= Your objective =
Exactly as they appear, output all of the entries.

--- Dataset records ---

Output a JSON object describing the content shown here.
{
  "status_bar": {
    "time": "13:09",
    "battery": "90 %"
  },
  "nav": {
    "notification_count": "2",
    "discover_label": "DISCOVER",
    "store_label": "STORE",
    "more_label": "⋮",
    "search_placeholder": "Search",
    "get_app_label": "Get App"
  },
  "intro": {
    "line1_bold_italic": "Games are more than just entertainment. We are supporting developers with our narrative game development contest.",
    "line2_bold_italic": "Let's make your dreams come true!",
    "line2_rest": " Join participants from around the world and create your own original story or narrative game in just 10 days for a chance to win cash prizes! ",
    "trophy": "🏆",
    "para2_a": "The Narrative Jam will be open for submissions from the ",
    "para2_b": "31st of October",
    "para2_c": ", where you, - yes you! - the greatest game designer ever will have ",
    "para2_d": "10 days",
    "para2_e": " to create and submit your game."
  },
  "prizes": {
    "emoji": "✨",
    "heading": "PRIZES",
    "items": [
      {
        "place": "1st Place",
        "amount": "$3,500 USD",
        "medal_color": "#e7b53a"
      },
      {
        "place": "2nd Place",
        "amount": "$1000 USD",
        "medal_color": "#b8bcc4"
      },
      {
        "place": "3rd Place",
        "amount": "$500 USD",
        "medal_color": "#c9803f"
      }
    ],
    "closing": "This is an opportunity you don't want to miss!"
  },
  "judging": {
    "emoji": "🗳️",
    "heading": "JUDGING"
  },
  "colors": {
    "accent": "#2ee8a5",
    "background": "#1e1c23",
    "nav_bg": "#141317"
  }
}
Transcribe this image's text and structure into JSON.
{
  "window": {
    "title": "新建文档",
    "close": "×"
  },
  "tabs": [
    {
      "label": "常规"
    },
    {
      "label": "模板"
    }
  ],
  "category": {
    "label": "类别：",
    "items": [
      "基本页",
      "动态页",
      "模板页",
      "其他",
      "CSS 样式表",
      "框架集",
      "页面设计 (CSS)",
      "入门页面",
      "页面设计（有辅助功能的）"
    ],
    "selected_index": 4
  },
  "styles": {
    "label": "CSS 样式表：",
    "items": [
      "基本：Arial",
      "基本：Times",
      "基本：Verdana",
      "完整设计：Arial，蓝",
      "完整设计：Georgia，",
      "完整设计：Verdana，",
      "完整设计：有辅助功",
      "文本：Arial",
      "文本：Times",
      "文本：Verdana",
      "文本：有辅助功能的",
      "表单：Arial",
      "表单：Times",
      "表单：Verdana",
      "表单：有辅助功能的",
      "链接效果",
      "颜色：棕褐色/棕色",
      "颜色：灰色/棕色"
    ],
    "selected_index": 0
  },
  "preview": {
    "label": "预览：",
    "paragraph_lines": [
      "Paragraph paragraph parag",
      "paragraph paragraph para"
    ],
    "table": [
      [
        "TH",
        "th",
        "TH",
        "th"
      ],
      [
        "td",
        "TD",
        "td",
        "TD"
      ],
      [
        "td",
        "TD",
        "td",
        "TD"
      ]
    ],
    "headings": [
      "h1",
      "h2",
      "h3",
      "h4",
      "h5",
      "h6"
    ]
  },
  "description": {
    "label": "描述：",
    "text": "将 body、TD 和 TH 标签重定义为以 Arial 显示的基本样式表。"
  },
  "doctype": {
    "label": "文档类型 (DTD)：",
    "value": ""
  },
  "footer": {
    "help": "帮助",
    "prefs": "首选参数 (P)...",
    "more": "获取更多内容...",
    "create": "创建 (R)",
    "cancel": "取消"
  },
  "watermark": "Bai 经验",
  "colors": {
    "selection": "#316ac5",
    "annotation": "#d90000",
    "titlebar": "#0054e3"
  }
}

---

= Worked answer =
Output a JSON object describing the content shown here.
{
  "status_bar": {
    "time": "13:09",
    "battery": "90 %"
  },
  "nav": {
    "notification_count": "2",
    "discover_label": "DISCOVER",
    "store_label": "STORE",
    "more_label": "⋮",
    "search_placeholder": "Search",
    "get_app_label": "Get App"
  },
  "intro": {
    "line1_bold_italic": "Games are more than just entertainment. We are supporting developers with our narrative game development contest.",
    "line2_bold_italic": "Let's make your dreams come true!",
    "line2_rest": " Join participants from around the world and create your own original story or narrative game in just 10 days for a chance to win cash prizes! ",
    "trophy": "🏆",
    "para2_a": "The Narrative Jam will be open for submissions from the ",
    "para2_b": "31st of October",
    "para2_c": ", where you, - yes you! - the greatest game designer ever will have ",
    "para2_d": "10 days",
    "para2_e": " to create and submit your game."
  },
  "prizes": {
    "emoji": "✨",
    "heading": "PRIZES",
    "items": [
      {
        "place": "1st Place",
        "amount": "$3,500 USD",
        "medal_color": "#e7b53a"
      },
      {
        "place": "2nd Place",
        "amount": "$1000 USD",
        "medal_color": "#b8bcc4"
      },
      {
        "place": "3rd Place",
        "amount": "$500 USD",
        "medal_color": "#c9803f"
      }
    ],
    "closing": "This is an opportunity you don't want to miss!"
  },
  "judging": {
    "emoji": "🗳️",
    "heading": "JUDGING"
  },
  "colors": {
    "accent": "#2ee8a5",
    "background": "#1e1c23",
    "nav_bg": "#141317"
  }
}
Transcribe this image's text and structure into JSON.
{
  "window": {
    "title": "新建文档",
    "close": "×"
  },
  "tabs": [
    {
      "label": "常规"
    },
    {
      "label": "模板"
    }
  ],
  "category": {
    "label": "类别：",
    "items": [
      "基本页",
      "动态页",
      "模板页",
      "其他",
      "CSS 样式表",
      "框架集",
      "页面设计 (CSS)",
      "入门页面",
      "页面设计（有辅助功能的）"
    ],
    "selected_index": 4
  },
  "styles": {
    "label": "CSS 样式表：",
    "items": [
      "基本：Arial",
      "基本：Times",
      "基本：Verdana",
      "完整设计：Arial，蓝",
      "完整设计：Georgia，",
      "完整设计：Verdana，",
      "完整设计：有辅助功",
      "文本：Arial",
      "文本：Times",
      "文本：Verdana",
      "文本：有辅助功能的",
      "表单：Arial",
      "表单：Times",
      "表单：Verdana",
      "表单：有辅助功能的",
      "链接效果",
      "颜色：棕褐色/棕色",
      "颜色：灰色/棕色"
    ],
    "selected_index": 0
  },
  "preview": {
    "label": "预览：",
    "paragraph_lines": [
      "Paragraph paragraph parag",
      "paragraph paragraph para"
    ],
    "table": [
      [
        "TH",
        "th",
        "TH",
        "th"
      ],
      [
        "td",
        "TD",
        "td",
        "TD"
      ],
      [
        "td",
        "TD",
        "td",
        "TD"
      ]
    ],
    "headings": [
      "h1",
      "h2",
      "h3",
      "h4",
      "h5",
      "h6"
    ]
  },
  "description": {
    "label": "描述：",
    "text": "将 body、TD 和 TH 标签重定义为以 Arial 显示的基本样式表。"
  },
  "doctype": {
    "label": "文档类型 (DTD)：",
    "value": ""
  },
  "footer": {
    "help": "帮助",
    "prefs": "首选参数 (P)...",
    "more": "获取更多内容...",
    "create": "创建 (R)",
    "cancel": "取消"
  },
  "watermark": "Bai 经验",
  "colors": {
    "selection": "#316ac5",
    "annotation": "#d90000",
    "titlebar": "#0054e3"
  }
}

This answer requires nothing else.